## [Task directions]
Print all of the data exactly.

## [Stored data]
--

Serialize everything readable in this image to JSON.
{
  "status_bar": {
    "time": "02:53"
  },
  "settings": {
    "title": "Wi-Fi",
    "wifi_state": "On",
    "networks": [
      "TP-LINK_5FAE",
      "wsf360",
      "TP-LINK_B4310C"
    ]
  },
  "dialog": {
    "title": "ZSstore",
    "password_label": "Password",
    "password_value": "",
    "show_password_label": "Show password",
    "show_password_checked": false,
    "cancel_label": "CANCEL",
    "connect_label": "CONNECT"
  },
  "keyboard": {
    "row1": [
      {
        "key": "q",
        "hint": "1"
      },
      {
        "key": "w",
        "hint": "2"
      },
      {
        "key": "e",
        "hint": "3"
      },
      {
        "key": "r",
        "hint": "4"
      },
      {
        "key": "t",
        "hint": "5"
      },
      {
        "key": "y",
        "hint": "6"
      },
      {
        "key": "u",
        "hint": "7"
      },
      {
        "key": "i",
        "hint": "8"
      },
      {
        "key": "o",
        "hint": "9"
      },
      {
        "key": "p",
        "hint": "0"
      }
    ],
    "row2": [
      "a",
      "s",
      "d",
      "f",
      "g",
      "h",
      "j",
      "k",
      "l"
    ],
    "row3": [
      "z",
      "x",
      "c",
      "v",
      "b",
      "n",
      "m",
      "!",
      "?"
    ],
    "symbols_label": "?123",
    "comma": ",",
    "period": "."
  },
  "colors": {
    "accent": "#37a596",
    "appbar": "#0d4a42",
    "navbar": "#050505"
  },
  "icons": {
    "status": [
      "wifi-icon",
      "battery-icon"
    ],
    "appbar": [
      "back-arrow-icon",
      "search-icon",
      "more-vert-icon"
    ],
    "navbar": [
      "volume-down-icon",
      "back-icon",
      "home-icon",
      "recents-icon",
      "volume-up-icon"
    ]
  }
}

--

## [Task answer]
Serialize everything readable in this image to JSON.
{
  "status_bar": {
    "time": "02:53"
  },
  "settings": {
    "title": "Wi-Fi",
    "wifi_state": "On",
    "networks": [
      "TP-LINK_5FAE",
      "wsf360",
      "TP-LINK_B4310C"
    ]
  },
  "dialog": {
    "title": "ZSstore",
    "password_label": "Password",
    "password_value": "",
    "show_password_label": "Show password",
    "show_password_checked": false,
    "cancel_label": "CANCEL",
    "connect_label": "CONNECT"
  },
  "keyboard": {
    "row1": [
      {
        "key": "q",
        "hint": "1"
      },
      {
        "key": "w",
        "hint": "2"
      },
      {
        "key": "e",
        "hint": "3"
      },
      {
        "key": "r",
        "hint": "4"
      },
      {
        "key": "t",
        "hint": "5"
      },
      {
        "key": "y",
        "hint": "6"
      },
      {
        "key": "u",
        "hint": "7"
      },
      {
        "key": "i",
        "hint": "8"
      },
      {
        "key": "o",
        "hint": "9"
      },
      {
        "key": "p",
        "hint": "0"
      }
    ],
    "row2": [
      "a",
      "s",
      "d",
      "f",
      "g",
      "h",
      "j",
      "k",
      "l"
    ],
    "row3": [
      "z",
      "x",
      "c",
      "v",
      "b",
      "n",
      "m",
      "!",
      "?"
    ],
    "symbols_label": "?123",
    "comma": ",",
    "period": "."
  },
  "colors": {
    "accent": "#37a596",
    "appbar": "#0d4a42",
    "navbar": "#050505"
  },
  "icons": {
    "status": [
      "wifi-icon",
      "battery-icon"
    ],
    "appbar": [
      "back-arrow-icon",
      "search-icon",
      "more-vert-icon"
    ],
    "navbar": [
      "volume-down-icon",
      "back-icon",
      "home-icon",
      "recents-icon",
      "volume-up-icon"
    ]
  }
}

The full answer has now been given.